▶ _What to do_
From the entries below, count every line that contains the word "nincs". Please give the number and nothing else.

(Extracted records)
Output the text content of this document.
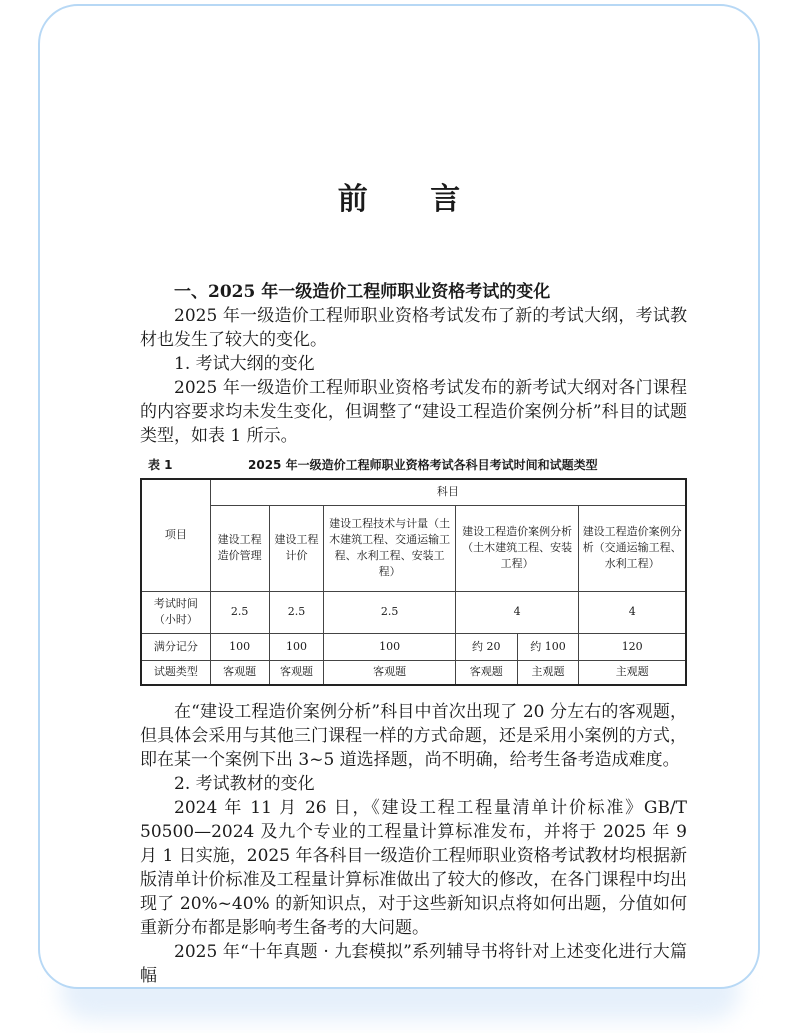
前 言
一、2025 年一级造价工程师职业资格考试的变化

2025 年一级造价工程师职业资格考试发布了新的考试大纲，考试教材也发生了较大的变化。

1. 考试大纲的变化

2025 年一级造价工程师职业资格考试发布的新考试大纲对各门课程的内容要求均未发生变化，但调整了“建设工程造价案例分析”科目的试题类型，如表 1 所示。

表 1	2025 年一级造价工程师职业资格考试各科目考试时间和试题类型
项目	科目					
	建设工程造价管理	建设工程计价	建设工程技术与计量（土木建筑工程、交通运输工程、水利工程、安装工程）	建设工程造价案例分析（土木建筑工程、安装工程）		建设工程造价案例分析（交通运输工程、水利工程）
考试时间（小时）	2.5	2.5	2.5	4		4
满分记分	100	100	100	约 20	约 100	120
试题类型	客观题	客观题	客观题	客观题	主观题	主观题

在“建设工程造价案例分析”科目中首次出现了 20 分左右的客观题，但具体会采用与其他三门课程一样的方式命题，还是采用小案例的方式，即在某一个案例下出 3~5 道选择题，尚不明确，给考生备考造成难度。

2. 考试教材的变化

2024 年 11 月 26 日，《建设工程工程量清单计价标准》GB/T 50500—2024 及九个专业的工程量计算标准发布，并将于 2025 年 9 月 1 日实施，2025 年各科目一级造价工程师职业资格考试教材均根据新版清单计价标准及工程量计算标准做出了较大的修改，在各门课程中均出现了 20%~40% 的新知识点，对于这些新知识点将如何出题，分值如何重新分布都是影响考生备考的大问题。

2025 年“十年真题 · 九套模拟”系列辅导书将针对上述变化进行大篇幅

==

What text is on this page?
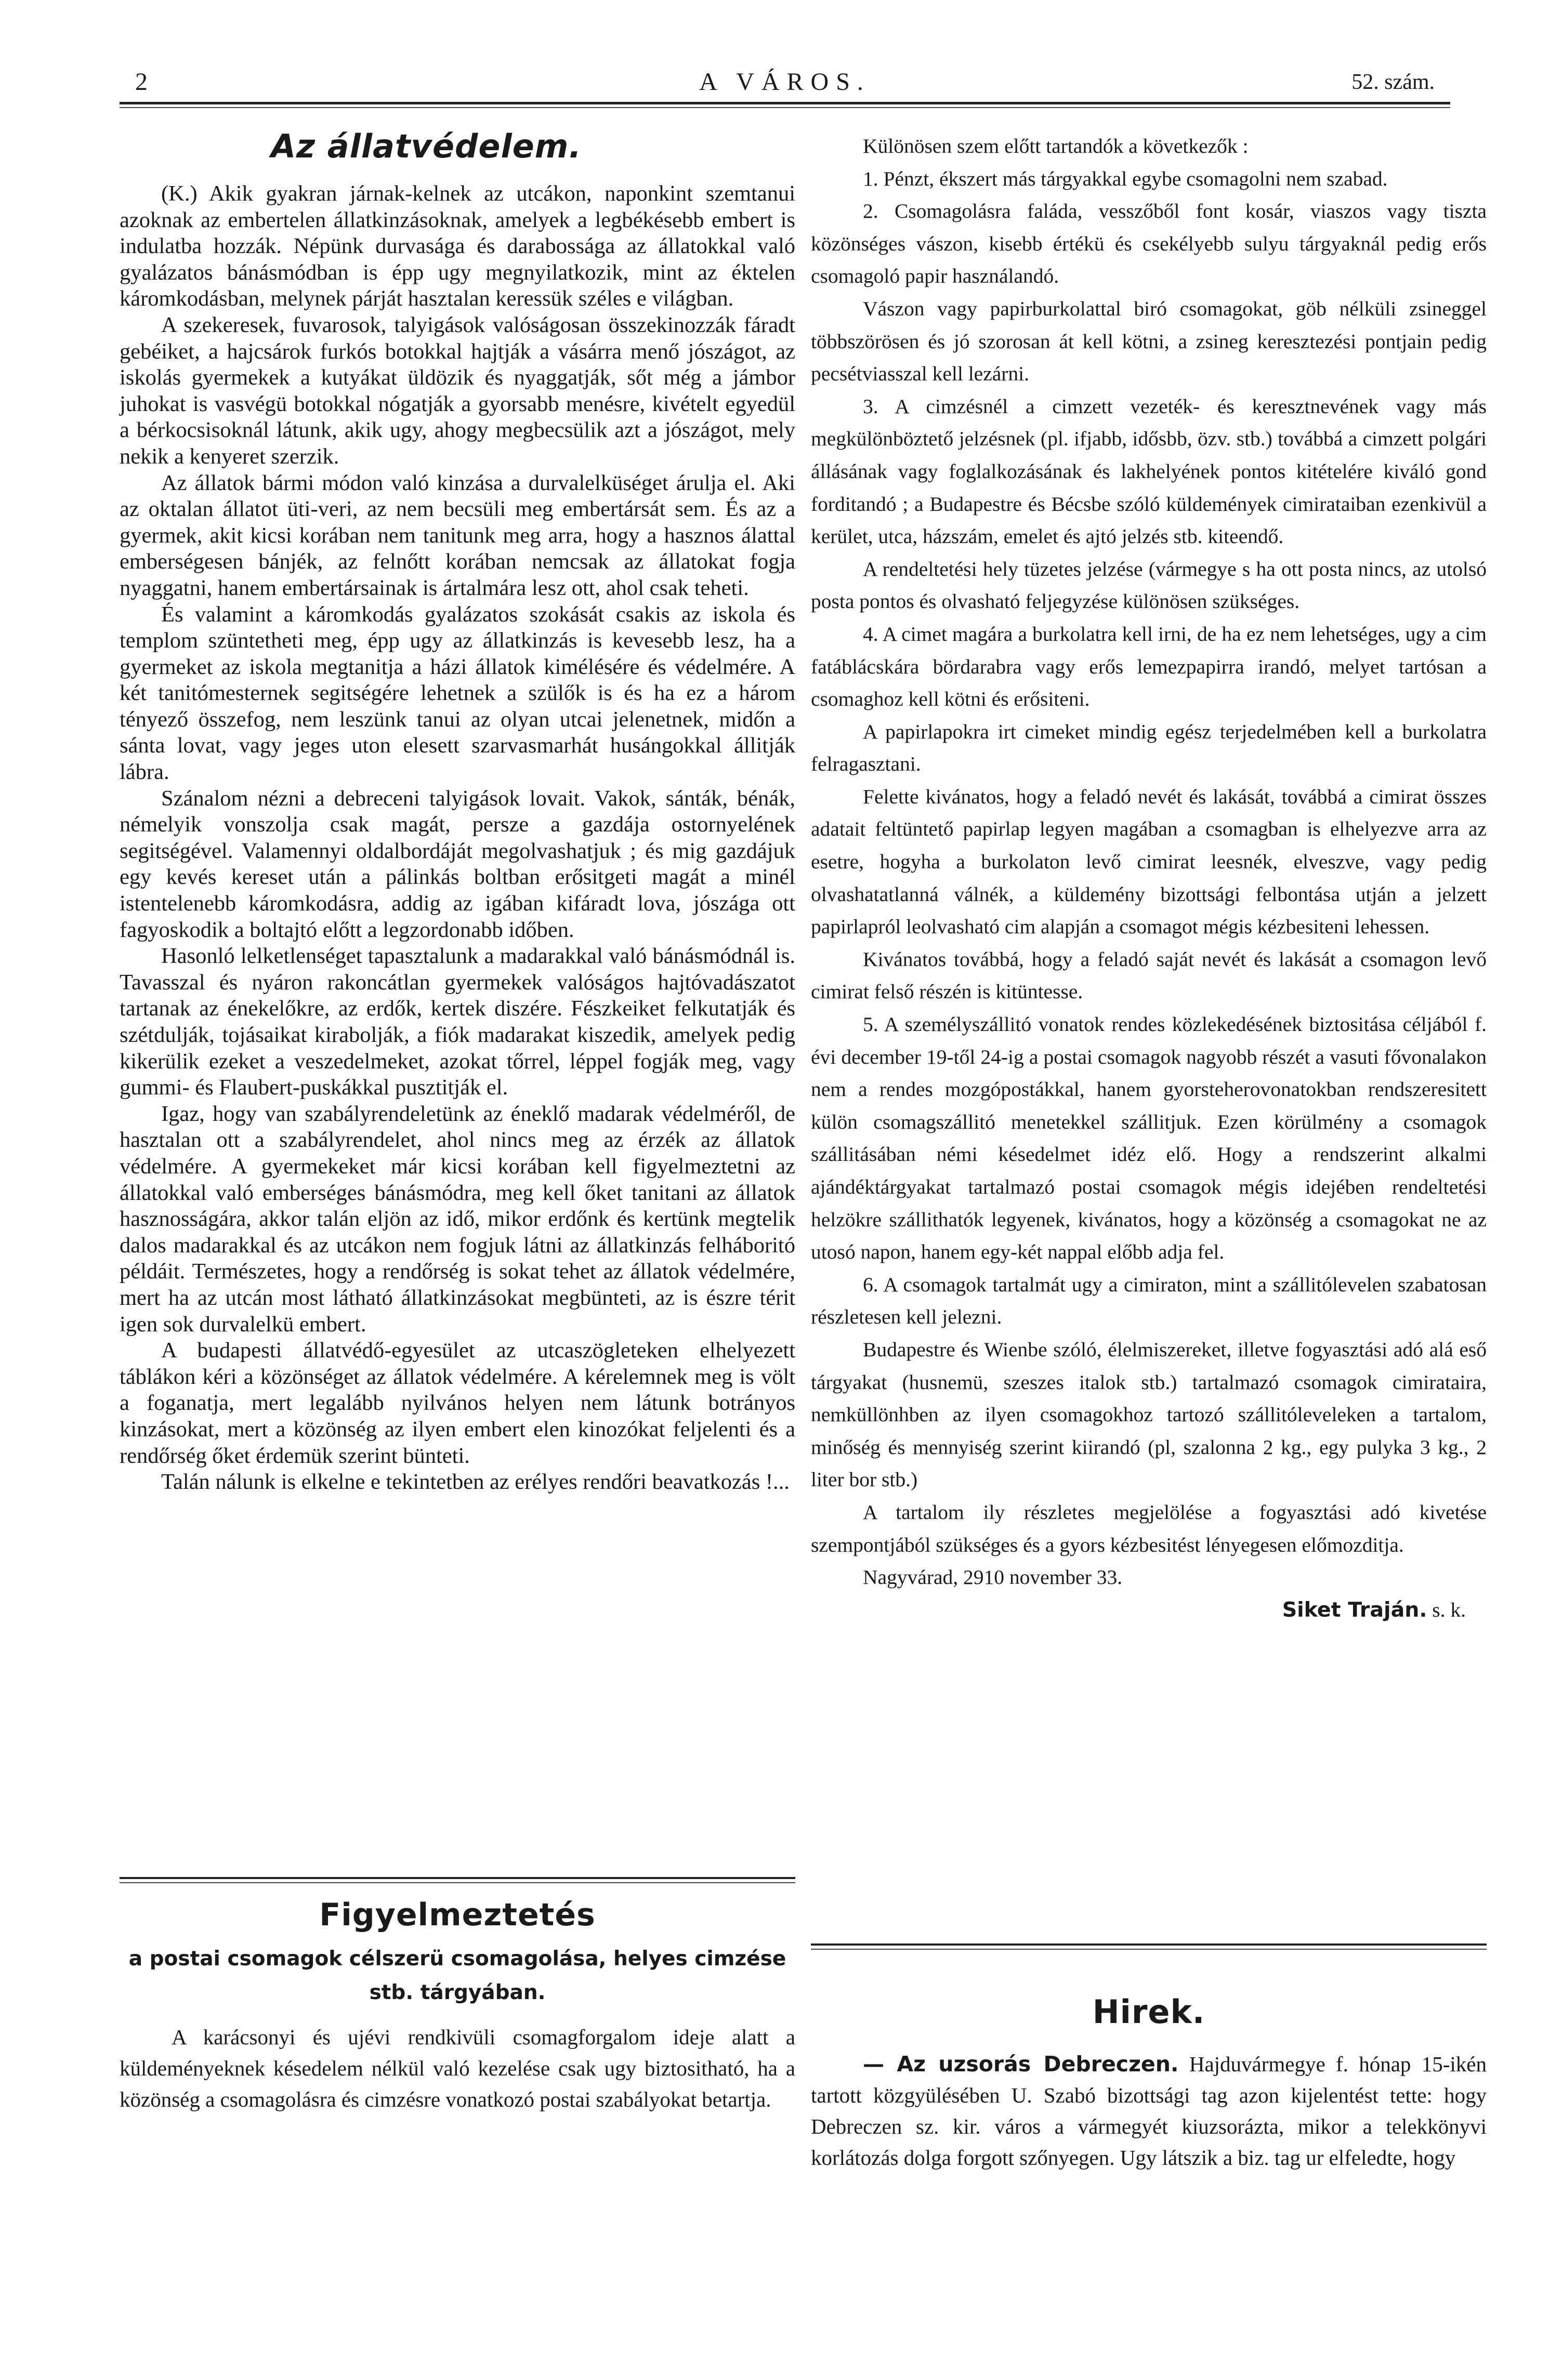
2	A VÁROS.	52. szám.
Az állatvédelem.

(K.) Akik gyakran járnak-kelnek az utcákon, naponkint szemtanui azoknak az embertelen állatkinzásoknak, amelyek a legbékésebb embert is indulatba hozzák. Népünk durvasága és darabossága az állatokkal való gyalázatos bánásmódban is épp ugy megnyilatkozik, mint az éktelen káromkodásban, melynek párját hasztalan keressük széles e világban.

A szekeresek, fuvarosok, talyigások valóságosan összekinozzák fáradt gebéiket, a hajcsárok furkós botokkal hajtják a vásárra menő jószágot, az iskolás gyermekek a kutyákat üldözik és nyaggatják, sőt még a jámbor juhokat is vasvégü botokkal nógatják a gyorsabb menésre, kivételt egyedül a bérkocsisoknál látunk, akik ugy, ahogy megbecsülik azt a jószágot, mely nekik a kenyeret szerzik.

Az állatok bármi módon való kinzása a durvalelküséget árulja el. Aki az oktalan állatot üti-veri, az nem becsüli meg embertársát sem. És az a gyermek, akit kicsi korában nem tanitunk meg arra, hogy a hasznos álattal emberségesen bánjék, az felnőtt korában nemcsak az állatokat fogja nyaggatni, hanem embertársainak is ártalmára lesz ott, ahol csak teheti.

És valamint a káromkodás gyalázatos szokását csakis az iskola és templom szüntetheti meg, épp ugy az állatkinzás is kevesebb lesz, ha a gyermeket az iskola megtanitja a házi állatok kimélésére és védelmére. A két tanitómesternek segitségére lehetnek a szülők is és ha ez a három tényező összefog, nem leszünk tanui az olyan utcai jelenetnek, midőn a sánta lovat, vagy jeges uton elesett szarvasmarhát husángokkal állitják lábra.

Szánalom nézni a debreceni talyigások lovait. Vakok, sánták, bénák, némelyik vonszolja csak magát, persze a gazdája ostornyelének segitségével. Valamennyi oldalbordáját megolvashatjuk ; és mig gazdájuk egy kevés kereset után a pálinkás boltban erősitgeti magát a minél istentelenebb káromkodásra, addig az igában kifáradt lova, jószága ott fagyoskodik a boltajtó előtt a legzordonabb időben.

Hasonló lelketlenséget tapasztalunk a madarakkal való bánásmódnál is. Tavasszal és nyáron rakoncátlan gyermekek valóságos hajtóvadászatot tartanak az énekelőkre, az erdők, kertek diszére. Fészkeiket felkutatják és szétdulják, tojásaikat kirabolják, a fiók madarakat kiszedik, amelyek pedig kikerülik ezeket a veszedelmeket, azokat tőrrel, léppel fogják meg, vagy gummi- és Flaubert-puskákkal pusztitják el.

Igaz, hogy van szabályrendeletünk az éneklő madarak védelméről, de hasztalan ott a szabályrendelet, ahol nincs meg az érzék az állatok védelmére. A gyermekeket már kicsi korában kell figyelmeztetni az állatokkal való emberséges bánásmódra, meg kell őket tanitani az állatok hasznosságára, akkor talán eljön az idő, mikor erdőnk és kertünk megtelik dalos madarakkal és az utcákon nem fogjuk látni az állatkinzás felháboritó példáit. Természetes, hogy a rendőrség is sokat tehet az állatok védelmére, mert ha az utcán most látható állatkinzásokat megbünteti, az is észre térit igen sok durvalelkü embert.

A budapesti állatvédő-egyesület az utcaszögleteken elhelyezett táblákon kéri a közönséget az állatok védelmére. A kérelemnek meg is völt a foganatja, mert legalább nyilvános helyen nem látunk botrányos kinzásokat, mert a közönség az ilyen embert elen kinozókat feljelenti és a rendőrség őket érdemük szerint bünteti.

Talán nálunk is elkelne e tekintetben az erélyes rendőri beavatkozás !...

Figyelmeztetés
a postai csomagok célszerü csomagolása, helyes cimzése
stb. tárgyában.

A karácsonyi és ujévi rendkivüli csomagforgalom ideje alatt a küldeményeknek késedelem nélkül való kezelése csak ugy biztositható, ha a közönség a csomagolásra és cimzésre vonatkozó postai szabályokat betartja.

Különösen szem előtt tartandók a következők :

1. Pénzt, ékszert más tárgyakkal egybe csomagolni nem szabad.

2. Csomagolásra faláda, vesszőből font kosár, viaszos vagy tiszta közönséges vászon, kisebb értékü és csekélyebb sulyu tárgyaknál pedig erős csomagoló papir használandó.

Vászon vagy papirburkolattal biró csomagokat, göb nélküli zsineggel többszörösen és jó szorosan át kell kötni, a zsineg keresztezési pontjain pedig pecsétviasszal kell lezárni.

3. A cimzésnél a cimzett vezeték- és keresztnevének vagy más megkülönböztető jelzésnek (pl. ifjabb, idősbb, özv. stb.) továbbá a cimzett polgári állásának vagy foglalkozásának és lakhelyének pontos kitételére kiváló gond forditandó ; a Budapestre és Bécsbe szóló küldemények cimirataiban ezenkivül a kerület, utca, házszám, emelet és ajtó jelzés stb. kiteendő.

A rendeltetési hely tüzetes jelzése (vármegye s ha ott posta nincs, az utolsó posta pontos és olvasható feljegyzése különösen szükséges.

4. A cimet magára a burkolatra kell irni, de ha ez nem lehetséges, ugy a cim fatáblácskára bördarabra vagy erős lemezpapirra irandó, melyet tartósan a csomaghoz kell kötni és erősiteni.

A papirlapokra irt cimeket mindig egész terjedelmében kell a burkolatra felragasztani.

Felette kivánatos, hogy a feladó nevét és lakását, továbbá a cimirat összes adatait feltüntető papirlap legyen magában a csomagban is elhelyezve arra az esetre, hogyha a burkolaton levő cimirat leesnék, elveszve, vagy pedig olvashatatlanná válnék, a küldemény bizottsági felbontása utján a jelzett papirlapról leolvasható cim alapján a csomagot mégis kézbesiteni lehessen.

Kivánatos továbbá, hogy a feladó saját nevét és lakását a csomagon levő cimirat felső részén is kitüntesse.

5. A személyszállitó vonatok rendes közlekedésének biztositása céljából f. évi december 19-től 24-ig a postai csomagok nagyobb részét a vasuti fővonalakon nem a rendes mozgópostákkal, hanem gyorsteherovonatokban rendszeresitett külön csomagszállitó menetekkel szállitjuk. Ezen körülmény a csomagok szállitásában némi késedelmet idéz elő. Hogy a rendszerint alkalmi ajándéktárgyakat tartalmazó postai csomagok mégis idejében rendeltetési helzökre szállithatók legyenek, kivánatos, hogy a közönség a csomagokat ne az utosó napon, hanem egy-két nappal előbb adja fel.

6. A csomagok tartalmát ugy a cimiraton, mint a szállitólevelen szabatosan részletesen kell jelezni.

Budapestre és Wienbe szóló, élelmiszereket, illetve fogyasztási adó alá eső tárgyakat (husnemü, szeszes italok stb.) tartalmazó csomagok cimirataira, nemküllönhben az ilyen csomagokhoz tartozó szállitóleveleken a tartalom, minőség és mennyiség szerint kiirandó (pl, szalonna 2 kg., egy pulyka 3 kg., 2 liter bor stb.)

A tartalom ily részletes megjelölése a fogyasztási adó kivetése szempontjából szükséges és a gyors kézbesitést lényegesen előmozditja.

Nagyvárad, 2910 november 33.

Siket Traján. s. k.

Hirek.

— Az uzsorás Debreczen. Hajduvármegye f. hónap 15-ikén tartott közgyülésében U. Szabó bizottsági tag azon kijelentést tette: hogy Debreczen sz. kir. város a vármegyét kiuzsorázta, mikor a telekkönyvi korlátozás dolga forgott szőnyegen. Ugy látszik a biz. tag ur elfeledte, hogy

==

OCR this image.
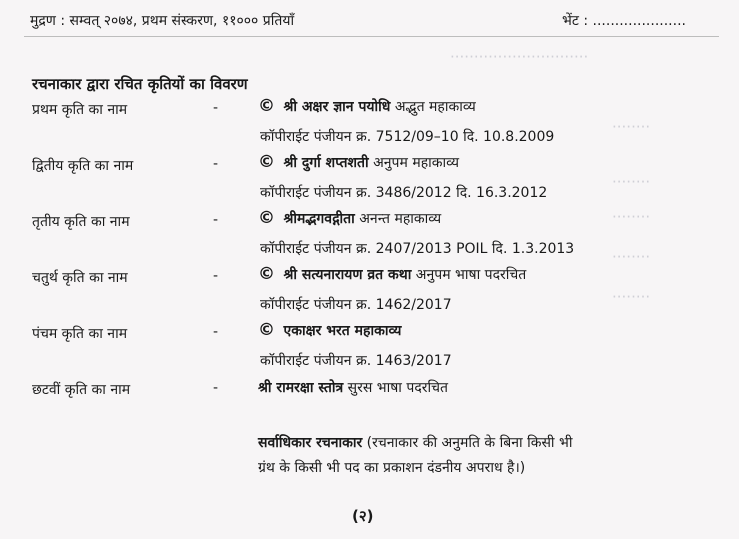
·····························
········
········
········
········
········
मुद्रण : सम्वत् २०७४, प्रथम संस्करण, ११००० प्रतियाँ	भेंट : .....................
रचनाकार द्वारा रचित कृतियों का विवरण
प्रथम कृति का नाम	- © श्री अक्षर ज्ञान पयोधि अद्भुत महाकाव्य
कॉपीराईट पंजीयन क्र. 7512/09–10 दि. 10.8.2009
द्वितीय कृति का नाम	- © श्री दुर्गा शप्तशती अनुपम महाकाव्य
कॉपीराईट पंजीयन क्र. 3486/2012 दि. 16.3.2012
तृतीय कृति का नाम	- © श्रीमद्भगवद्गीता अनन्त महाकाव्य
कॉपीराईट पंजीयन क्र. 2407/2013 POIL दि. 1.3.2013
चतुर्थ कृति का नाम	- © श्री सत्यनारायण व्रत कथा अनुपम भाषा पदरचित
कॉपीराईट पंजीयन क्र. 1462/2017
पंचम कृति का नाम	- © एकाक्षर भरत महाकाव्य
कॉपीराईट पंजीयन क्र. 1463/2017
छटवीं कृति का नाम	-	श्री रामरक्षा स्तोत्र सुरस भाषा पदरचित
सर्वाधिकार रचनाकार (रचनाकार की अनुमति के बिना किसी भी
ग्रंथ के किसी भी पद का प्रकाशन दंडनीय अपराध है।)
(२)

▶ _Right answer_
2